Filter the entries and keep only the lines where the string "Strategy" appears.
= = = = =
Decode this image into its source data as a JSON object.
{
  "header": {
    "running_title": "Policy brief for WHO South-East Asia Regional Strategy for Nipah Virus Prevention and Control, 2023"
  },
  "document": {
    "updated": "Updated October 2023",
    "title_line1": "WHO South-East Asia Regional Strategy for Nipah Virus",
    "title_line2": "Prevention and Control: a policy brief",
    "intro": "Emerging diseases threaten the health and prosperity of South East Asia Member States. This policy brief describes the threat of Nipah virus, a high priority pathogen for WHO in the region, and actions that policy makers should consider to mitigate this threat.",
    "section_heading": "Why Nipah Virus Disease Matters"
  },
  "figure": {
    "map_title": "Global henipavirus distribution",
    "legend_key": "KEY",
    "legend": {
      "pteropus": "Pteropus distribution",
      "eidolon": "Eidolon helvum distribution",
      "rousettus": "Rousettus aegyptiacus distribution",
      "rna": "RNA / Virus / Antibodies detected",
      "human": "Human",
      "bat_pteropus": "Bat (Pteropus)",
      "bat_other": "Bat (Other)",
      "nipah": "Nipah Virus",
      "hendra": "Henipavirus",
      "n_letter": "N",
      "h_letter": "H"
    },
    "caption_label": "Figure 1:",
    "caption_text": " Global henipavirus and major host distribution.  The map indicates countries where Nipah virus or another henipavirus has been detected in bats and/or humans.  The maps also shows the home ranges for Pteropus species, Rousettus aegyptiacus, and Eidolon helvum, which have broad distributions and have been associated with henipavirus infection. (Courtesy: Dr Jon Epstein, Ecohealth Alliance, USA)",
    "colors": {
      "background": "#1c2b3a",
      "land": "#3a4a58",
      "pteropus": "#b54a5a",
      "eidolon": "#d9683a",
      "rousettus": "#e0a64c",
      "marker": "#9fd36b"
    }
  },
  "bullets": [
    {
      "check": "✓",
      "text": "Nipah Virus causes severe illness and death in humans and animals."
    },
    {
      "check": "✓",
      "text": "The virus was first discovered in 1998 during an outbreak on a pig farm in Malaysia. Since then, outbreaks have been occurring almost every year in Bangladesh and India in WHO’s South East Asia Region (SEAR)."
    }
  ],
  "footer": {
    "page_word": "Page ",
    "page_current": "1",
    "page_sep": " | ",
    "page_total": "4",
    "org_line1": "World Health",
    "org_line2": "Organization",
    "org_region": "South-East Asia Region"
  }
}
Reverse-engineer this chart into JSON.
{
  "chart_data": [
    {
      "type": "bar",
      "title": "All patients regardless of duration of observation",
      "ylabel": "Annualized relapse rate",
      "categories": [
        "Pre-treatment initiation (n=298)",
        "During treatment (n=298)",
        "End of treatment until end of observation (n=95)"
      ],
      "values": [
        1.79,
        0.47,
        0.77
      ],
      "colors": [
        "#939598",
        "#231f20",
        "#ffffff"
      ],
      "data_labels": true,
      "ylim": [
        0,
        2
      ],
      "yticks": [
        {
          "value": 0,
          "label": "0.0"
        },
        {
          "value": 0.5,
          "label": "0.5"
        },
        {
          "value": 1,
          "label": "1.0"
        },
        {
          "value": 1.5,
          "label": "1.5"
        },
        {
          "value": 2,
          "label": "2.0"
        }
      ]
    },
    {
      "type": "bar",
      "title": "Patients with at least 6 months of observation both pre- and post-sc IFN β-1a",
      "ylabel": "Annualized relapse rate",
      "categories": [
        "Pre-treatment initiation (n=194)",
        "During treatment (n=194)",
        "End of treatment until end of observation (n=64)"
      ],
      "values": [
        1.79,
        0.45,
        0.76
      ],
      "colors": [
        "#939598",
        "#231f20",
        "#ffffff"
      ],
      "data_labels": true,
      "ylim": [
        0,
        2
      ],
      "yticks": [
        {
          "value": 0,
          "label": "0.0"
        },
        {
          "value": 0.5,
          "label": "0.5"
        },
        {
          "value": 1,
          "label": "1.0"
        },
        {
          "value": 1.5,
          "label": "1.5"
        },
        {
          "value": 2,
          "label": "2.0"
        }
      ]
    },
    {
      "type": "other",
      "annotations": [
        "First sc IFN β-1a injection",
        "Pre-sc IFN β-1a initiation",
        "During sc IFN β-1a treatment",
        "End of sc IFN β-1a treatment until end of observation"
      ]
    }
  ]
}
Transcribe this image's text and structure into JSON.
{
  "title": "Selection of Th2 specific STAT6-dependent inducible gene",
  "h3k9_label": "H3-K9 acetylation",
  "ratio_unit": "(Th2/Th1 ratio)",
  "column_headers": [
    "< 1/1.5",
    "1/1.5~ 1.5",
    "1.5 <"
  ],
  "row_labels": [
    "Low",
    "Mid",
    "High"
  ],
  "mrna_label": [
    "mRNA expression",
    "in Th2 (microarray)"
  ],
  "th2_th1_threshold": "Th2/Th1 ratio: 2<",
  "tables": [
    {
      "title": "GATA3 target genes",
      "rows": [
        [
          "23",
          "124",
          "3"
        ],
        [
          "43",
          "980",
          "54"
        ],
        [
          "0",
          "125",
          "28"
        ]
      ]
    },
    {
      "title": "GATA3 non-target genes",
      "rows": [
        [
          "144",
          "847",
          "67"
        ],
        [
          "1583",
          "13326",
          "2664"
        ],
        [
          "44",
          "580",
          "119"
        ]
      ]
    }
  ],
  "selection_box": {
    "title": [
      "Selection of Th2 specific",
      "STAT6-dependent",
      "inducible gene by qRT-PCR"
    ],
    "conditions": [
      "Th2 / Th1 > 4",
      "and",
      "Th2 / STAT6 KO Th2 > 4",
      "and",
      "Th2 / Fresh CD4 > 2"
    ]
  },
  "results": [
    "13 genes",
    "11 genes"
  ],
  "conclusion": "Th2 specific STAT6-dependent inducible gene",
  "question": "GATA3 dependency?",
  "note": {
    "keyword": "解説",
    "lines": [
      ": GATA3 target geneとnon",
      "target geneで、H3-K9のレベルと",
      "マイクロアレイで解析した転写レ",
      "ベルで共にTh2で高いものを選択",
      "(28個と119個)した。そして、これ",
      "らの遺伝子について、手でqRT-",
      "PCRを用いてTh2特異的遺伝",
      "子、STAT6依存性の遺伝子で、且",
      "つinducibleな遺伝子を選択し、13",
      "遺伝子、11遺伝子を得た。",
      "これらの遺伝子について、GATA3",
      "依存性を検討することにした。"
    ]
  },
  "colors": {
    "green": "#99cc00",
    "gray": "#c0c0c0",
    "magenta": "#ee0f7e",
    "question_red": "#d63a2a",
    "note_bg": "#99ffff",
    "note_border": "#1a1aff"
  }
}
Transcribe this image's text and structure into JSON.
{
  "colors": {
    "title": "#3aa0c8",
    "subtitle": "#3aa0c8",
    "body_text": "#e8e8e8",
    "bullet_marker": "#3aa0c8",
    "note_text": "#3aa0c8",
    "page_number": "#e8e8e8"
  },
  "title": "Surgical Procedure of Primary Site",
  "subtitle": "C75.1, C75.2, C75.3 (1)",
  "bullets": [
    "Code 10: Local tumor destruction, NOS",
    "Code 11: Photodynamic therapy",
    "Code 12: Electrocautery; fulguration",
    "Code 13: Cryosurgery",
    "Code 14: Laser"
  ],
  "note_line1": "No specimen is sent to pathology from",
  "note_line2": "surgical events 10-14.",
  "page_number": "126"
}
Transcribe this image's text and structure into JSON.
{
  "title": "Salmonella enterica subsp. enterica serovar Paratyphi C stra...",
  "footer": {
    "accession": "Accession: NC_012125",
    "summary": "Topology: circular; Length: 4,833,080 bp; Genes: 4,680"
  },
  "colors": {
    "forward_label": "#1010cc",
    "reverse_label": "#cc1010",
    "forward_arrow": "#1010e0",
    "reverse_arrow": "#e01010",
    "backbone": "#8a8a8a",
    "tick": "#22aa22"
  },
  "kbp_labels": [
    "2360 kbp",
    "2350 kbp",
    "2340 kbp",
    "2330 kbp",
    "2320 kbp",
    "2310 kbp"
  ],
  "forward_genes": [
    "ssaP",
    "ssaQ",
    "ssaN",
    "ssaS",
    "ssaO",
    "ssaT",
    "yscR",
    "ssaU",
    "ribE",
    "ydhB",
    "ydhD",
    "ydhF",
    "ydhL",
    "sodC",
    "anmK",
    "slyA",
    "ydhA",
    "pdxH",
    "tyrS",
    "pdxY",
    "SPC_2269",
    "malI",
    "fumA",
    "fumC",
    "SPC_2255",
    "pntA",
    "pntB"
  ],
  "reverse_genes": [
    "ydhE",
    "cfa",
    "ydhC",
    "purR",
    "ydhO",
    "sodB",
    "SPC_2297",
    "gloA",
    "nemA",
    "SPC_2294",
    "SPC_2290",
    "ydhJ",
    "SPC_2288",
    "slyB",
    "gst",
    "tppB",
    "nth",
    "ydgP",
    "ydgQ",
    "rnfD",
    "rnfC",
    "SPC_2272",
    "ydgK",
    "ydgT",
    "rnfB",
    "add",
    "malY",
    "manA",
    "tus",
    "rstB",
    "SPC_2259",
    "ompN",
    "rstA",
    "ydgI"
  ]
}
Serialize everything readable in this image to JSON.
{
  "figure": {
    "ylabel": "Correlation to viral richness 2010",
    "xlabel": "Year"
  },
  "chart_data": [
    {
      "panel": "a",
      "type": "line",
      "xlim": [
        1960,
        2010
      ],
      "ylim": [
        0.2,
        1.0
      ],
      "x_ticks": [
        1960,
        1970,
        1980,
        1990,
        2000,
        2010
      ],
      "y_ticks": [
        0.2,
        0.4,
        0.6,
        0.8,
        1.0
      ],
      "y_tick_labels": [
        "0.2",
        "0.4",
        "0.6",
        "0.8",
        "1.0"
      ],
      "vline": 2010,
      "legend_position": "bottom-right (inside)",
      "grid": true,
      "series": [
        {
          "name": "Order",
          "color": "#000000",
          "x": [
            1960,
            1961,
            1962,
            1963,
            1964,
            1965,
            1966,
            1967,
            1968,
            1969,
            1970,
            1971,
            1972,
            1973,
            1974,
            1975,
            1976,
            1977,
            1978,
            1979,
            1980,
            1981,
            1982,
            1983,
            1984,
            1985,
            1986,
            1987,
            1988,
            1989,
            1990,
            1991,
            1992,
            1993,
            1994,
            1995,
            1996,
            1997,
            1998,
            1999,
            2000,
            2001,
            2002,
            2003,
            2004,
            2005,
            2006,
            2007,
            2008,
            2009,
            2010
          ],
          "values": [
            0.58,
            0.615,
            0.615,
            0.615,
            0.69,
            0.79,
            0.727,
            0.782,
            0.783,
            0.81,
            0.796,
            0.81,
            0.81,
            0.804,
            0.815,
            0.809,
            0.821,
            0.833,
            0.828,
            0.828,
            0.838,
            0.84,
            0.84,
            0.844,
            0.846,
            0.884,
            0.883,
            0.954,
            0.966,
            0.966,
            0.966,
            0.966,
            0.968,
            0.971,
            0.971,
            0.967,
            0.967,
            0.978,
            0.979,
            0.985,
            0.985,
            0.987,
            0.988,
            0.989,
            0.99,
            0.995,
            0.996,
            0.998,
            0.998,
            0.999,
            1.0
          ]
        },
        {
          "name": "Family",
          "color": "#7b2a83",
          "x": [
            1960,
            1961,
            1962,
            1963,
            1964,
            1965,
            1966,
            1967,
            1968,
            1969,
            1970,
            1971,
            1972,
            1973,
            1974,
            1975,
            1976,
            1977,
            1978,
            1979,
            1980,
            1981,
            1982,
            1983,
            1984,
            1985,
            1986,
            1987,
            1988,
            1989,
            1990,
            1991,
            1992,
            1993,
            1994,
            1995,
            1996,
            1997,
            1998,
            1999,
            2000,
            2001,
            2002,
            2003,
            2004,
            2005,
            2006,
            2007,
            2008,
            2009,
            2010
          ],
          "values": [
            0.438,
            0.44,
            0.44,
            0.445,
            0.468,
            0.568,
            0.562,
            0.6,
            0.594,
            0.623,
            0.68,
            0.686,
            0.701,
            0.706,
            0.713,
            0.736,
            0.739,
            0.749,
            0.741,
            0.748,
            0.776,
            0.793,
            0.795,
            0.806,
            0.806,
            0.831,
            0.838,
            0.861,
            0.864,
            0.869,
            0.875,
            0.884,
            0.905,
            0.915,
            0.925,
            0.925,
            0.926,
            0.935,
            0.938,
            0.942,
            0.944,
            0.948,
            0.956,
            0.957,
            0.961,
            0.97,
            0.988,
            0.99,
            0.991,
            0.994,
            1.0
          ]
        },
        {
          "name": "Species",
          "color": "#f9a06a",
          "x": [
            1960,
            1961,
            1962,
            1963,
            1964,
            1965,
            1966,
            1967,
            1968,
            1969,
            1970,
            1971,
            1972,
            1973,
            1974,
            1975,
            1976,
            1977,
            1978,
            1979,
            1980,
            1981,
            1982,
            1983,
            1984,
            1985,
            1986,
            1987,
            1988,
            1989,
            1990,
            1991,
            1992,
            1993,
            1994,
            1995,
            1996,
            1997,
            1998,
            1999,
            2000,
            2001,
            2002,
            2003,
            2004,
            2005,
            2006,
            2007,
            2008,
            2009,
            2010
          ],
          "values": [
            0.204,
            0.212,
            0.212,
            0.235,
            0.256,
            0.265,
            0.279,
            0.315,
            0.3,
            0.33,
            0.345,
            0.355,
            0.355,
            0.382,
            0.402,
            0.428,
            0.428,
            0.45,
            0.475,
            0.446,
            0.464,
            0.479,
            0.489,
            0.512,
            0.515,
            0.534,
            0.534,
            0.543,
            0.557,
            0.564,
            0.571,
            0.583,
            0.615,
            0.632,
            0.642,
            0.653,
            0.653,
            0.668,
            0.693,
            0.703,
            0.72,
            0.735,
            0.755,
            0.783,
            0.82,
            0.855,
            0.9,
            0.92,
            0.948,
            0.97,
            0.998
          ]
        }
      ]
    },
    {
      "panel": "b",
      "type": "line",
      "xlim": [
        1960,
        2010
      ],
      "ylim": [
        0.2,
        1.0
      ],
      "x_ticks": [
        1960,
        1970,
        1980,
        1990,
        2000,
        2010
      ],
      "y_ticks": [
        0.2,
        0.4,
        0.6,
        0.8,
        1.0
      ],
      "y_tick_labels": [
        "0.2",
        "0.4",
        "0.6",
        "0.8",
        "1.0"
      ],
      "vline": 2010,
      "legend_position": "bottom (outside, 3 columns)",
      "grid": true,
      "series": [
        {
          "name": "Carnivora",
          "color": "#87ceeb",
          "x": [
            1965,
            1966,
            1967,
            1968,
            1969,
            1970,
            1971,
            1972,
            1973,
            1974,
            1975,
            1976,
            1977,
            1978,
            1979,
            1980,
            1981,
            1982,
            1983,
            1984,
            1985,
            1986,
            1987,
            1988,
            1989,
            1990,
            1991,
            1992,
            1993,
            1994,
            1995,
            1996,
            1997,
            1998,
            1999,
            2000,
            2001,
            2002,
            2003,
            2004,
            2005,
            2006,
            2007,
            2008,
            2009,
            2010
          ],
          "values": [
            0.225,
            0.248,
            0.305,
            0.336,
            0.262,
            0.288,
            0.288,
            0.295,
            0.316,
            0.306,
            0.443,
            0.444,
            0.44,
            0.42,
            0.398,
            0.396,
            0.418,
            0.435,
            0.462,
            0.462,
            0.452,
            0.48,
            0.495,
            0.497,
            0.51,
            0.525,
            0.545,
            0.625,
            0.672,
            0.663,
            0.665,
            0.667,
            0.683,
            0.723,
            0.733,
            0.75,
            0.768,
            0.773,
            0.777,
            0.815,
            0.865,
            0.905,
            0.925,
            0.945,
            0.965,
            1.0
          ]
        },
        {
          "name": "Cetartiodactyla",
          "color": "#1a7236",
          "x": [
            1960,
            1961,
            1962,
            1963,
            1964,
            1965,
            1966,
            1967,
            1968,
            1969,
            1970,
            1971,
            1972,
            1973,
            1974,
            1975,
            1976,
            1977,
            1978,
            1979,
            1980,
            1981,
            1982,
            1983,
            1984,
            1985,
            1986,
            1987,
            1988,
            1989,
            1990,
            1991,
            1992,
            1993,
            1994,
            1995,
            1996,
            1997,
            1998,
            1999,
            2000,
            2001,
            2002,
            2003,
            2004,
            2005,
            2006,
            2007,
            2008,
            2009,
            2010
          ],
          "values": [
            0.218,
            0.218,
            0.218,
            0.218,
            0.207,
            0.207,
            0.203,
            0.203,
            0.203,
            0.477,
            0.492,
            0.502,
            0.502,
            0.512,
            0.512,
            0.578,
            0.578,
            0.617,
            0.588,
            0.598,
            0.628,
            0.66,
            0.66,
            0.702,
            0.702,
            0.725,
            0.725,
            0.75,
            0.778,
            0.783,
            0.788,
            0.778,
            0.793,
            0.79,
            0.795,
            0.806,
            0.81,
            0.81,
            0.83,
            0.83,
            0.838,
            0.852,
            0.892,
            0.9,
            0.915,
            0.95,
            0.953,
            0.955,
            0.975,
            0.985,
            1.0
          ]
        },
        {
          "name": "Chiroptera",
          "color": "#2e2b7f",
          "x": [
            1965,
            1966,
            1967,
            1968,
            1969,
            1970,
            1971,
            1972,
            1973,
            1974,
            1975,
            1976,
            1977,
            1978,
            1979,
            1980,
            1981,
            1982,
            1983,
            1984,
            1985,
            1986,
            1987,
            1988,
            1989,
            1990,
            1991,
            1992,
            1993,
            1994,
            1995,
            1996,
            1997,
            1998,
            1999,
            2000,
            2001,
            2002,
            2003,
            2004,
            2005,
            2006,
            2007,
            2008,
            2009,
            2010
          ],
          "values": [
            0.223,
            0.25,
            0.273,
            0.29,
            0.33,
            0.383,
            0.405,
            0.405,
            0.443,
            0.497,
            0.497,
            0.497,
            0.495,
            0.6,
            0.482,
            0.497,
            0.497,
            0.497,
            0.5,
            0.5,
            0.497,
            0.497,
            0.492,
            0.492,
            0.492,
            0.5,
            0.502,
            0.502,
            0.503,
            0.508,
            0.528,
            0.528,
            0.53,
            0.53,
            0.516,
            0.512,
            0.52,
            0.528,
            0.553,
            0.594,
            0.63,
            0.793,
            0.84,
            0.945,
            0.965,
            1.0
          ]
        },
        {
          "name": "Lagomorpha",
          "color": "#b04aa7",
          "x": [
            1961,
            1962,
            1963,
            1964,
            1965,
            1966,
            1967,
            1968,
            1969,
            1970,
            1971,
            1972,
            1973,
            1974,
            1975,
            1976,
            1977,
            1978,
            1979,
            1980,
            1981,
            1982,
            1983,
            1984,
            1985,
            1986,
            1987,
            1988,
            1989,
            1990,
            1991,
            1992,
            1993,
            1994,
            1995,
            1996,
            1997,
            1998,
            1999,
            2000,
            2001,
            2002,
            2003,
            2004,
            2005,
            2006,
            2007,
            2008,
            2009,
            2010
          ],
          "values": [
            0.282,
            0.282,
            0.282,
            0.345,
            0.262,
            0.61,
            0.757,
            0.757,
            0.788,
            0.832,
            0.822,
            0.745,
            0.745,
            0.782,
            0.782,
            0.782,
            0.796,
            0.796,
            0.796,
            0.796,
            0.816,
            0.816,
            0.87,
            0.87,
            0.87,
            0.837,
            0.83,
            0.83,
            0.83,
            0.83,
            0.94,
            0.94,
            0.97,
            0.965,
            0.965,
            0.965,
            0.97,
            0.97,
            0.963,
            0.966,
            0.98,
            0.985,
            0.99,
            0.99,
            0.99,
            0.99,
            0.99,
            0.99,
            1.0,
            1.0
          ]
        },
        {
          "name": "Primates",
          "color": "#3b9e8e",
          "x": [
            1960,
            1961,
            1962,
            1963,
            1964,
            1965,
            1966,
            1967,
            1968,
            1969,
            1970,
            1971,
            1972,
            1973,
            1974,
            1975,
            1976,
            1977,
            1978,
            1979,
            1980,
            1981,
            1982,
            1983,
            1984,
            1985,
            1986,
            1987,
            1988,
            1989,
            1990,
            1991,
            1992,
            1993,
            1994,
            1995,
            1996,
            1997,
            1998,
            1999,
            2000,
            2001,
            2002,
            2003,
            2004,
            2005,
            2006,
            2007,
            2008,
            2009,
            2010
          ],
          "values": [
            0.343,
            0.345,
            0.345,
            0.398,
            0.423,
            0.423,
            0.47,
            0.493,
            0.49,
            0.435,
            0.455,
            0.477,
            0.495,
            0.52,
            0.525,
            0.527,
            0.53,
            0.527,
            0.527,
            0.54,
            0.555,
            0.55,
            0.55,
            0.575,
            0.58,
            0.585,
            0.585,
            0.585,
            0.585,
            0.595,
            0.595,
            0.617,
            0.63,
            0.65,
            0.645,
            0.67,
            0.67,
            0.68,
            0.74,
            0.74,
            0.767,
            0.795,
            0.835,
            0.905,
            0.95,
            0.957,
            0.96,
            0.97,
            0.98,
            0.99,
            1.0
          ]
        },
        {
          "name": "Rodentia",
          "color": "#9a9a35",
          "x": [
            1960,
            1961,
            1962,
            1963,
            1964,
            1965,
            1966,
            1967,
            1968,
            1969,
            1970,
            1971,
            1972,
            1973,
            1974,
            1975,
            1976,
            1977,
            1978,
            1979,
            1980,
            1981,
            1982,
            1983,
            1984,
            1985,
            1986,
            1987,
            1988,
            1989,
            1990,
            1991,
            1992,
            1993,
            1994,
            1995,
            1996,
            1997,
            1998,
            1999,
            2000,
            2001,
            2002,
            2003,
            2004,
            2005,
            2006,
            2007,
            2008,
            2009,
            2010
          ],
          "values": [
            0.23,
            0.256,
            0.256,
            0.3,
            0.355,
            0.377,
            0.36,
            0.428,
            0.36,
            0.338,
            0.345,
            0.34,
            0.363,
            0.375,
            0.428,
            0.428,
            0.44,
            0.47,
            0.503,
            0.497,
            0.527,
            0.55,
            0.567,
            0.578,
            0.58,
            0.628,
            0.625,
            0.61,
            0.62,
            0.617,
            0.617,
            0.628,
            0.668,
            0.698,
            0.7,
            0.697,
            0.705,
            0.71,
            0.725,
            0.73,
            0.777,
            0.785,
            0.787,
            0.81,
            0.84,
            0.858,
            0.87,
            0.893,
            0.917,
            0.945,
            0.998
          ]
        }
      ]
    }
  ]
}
= = = = =
#### [The answer]
    "running_title": "Policy brief for WHO South-East Asia Regional Strategy for Nipah Virus Prevention and Control, 2023"
    "title_line1": "WHO South-East Asia Regional Strategy for Nipah Virus",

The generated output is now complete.